§ REQUIREMENTS
Copy out all lines that hold "因为氧气也有可能是水分解产生的".

Collected data entries
________________
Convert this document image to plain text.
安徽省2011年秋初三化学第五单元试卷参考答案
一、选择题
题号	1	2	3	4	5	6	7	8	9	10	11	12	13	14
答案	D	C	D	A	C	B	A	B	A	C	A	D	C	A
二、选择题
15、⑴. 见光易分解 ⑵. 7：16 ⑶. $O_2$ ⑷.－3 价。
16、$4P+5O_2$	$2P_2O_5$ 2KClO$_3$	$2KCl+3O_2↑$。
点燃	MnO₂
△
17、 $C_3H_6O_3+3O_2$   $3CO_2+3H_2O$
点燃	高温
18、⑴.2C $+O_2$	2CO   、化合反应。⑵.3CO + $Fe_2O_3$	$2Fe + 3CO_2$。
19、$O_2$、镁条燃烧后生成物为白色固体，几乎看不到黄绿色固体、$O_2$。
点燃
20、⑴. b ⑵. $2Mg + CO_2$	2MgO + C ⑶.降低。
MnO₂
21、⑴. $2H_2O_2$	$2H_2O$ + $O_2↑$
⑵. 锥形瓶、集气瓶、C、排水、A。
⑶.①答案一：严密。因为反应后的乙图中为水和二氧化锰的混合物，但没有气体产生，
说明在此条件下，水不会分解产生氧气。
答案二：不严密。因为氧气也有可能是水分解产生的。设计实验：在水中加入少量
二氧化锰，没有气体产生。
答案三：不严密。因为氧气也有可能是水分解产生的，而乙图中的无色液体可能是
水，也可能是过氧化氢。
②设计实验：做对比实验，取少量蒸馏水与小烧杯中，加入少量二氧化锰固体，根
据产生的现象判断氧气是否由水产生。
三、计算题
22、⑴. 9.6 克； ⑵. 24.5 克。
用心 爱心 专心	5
________________
§ FULL ANSWER
答案二：不严密。因为氧气也有可能是水分解产生的。设计实验：在水中加入少量
答案三：不严密。因为氧气也有可能是水分解产生的，而乙图中的无色液体可能是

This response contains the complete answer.